**EXTRACTED DATA**.
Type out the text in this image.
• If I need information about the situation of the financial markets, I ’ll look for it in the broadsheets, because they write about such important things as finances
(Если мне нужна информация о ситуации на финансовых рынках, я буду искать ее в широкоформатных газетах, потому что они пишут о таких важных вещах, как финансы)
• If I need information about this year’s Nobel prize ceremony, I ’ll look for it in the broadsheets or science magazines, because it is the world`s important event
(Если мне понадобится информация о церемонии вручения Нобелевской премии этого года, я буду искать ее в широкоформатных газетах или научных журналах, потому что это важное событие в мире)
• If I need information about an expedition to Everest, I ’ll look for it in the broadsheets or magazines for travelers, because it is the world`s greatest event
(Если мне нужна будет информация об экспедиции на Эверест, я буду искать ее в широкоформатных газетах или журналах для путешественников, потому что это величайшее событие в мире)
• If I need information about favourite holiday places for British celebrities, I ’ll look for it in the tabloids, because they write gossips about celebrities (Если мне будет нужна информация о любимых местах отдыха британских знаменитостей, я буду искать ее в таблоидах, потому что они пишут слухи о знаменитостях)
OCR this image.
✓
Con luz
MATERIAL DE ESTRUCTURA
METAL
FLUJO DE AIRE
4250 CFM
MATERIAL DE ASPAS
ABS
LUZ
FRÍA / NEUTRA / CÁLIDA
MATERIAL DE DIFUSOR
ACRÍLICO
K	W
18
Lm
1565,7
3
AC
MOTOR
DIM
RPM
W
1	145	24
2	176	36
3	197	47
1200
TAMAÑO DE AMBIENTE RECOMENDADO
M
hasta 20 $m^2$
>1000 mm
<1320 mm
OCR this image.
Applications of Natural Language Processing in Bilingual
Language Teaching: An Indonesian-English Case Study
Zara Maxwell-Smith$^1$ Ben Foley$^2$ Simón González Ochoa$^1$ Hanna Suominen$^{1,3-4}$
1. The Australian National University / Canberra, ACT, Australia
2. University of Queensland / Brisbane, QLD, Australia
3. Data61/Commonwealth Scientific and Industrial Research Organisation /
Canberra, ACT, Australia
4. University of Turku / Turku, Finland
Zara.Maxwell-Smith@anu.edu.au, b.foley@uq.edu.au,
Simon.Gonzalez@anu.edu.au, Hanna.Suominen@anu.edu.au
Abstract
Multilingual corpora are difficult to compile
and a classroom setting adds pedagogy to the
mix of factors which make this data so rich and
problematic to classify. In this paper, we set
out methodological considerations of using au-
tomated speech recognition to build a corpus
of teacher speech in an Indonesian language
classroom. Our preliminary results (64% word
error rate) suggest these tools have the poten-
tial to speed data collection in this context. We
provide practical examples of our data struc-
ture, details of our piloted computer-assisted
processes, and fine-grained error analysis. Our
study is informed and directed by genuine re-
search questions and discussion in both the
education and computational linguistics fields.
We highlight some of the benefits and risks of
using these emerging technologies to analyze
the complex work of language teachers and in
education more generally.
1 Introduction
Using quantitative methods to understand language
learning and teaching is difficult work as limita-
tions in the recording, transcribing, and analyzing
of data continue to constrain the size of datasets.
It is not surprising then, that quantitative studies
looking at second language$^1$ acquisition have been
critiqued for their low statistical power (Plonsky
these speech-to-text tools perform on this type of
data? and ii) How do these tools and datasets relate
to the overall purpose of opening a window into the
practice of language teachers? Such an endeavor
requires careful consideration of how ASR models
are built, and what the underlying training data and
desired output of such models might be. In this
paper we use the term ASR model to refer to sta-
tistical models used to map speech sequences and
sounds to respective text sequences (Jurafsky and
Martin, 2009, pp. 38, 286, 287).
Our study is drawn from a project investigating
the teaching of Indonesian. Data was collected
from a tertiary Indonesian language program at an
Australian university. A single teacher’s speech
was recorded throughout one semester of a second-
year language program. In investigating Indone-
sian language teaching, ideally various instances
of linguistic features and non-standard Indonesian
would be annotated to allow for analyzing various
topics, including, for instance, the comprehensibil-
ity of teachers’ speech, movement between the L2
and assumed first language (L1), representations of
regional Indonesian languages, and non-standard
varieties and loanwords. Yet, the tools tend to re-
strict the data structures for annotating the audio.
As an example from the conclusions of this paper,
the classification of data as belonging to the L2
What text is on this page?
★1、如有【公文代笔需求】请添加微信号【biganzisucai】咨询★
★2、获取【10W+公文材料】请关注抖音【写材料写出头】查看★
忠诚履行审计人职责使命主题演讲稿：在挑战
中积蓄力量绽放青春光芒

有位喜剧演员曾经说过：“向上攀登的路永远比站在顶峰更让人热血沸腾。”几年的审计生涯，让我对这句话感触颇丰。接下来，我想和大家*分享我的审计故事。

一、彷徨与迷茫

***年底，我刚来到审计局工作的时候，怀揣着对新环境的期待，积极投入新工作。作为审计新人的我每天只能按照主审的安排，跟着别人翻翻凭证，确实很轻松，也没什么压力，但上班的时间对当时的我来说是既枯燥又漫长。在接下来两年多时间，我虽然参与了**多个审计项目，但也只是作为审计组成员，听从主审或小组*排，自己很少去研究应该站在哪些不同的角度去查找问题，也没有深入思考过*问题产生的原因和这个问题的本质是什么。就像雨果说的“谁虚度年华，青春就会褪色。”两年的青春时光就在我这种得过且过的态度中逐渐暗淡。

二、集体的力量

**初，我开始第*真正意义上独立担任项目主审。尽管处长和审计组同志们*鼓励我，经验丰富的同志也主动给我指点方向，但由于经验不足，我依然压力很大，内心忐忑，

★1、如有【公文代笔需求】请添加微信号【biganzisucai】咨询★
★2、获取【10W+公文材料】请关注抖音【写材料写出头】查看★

**WHAT NEEDS TO BE DONE**. From the preceding material, extract every line exactly.

**WRITTEN RESPONSE**.
Type out the text in this image.
• If I need information about the situation of the financial markets, I ’ll look for it in the broadsheets, because they write about such important things as finances
(Если мне нужна информация о ситуации на финансовых рынках, я буду искать ее в широкоформатных газетах, потому что они пишут о таких важных вещах, как финансы)
• If I need information about this year’s Nobel prize ceremony, I ’ll look for it in the broadsheets or science magazines, because it is the world`s important event
(Если мне понадобится информация о церемонии вручения Нобелевской премии этого года, я буду искать ее в широкоформатных газетах или научных журналах, потому что это важное событие в мире)
• If I need information about an expedition to Everest, I ’ll look for it in the broadsheets or magazines for travelers, because it is the world`s greatest event
(Если мне нужна будет информация об экспедиции на Эверест, я буду искать ее в широкоформатных газетах или журналах для путешественников, потому что это величайшее событие в мире)
• If I need information about favourite holiday places for British celebrities, I ’ll look for it in the tabloids, because they write gossips about celebrities (Если мне будет нужна информация о любимых местах отдыха британских знаменитостей, я буду искать ее в таблоидах, потому что они пишут слухи о знаменитостях)
OCR this image.
✓
Con luz
MATERIAL DE ESTRUCTURA
METAL
FLUJO DE AIRE
4250 CFM
MATERIAL DE ASPAS
ABS
LUZ
FRÍA / NEUTRA / CÁLIDA
MATERIAL DE DIFUSOR
ACRÍLICO
K	W
18
Lm
1565,7
3
AC
MOTOR
DIM
RPM
W
1	145	24
2	176	36
3	197	47
1200
TAMAÑO DE AMBIENTE RECOMENDADO
M
hasta 20 $m^2$
>1000 mm
<1320 mm
OCR this image.
Applications of Natural Language Processing in Bilingual
Language Teaching: An Indonesian-English Case Study
Zara Maxwell-Smith$^1$ Ben Foley$^2$ Simón González Ochoa$^1$ Hanna Suominen$^{1,3-4}$
1. The Australian National University / Canberra, ACT, Australia
2. University of Queensland / Brisbane, QLD, Australia
3. Data61/Commonwealth Scientific and Industrial Research Organisation /
Canberra, ACT, Australia
4. University of Turku / Turku, Finland
Zara.Maxwell-Smith@anu.edu.au, b.foley@uq.edu.au,
Simon.Gonzalez@anu.edu.au, Hanna.Suominen@anu.edu.au
Abstract
Multilingual corpora are difficult to compile
and a classroom setting adds pedagogy to the
mix of factors which make this data so rich and
problematic to classify. In this paper, we set
out methodological considerations of using au-
tomated speech recognition to build a corpus
of teacher speech in an Indonesian language
classroom. Our preliminary results (64% word
error rate) suggest these tools have the poten-
tial to speed data collection in this context. We
provide practical examples of our data struc-
ture, details of our piloted computer-assisted
processes, and fine-grained error analysis. Our
study is informed and directed by genuine re-
search questions and discussion in both the
education and computational linguistics fields.
We highlight some of the benefits and risks of
using these emerging technologies to analyze
the complex work of language teachers and in
education more generally.
1 Introduction
Using quantitative methods to understand language
learning and teaching is difficult work as limita-
tions in the recording, transcribing, and analyzing
of data continue to constrain the size of datasets.
It is not surprising then, that quantitative studies
looking at second language$^1$ acquisition have been
critiqued for their low statistical power (Plonsky
these speech-to-text tools perform on this type of
data? and ii) How do these tools and datasets relate
to the overall purpose of opening a window into the
practice of language teachers? Such an endeavor
requires careful consideration of how ASR models
are built, and what the underlying training data and
desired output of such models might be. In this
paper we use the term ASR model to refer to sta-
tistical models used to map speech sequences and
sounds to respective text sequences (Jurafsky and
Martin, 2009, pp. 38, 286, 287).
Our study is drawn from a project investigating
the teaching of Indonesian. Data was collected
from a tertiary Indonesian language program at an
Australian university. A single teacher’s speech
was recorded throughout one semester of a second-
year language program. In investigating Indone-
sian language teaching, ideally various instances
of linguistic features and non-standard Indonesian
would be annotated to allow for analyzing various
topics, including, for instance, the comprehensibil-
ity of teachers’ speech, movement between the L2
and assumed first language (L1), representations of
regional Indonesian languages, and non-standard
varieties and loanwords. Yet, the tools tend to re-
strict the data structures for annotating the audio.
As an example from the conclusions of this paper,
the classification of data as belonging to the L2
What text is on this page?
★1、如有【公文代笔需求】请添加微信号【biganzisucai】咨询★
★2、获取【10W+公文材料】请关注抖音【写材料写出头】查看★
忠诚履行审计人职责使命主题演讲稿：在挑战
中积蓄力量绽放青春光芒

有位喜剧演员曾经说过：“向上攀登的路永远比站在顶峰更让人热血沸腾。”几年的审计生涯，让我对这句话感触颇丰。接下来，我想和大家*分享我的审计故事。

一、彷徨与迷茫

***年底，我刚来到审计局工作的时候，怀揣着对新环境的期待，积极投入新工作。作为审计新人的我每天只能按照主审的安排，跟着别人翻翻凭证，确实很轻松，也没什么压力，但上班的时间对当时的我来说是既枯燥又漫长。在接下来两年多时间，我虽然参与了**多个审计项目，但也只是作为审计组成员，听从主审或小组*排，自己很少去研究应该站在哪些不同的角度去查找问题，也没有深入思考过*问题产生的原因和这个问题的本质是什么。就像雨果说的“谁虚度年华，青春就会褪色。”两年的青春时光就在我这种得过且过的态度中逐渐暗淡。

二、集体的力量

**初，我开始第*真正意义上独立担任项目主审。尽管处长和审计组同志们*鼓励我，经验丰富的同志也主动给我指点方向，但由于经验不足，我依然压力很大，内心忐忑，

★1、如有【公文代笔需求】请添加微信号【biganzisucai】咨询★
★2、获取【10W+公文材料】请关注抖音【写材料写出头】查看★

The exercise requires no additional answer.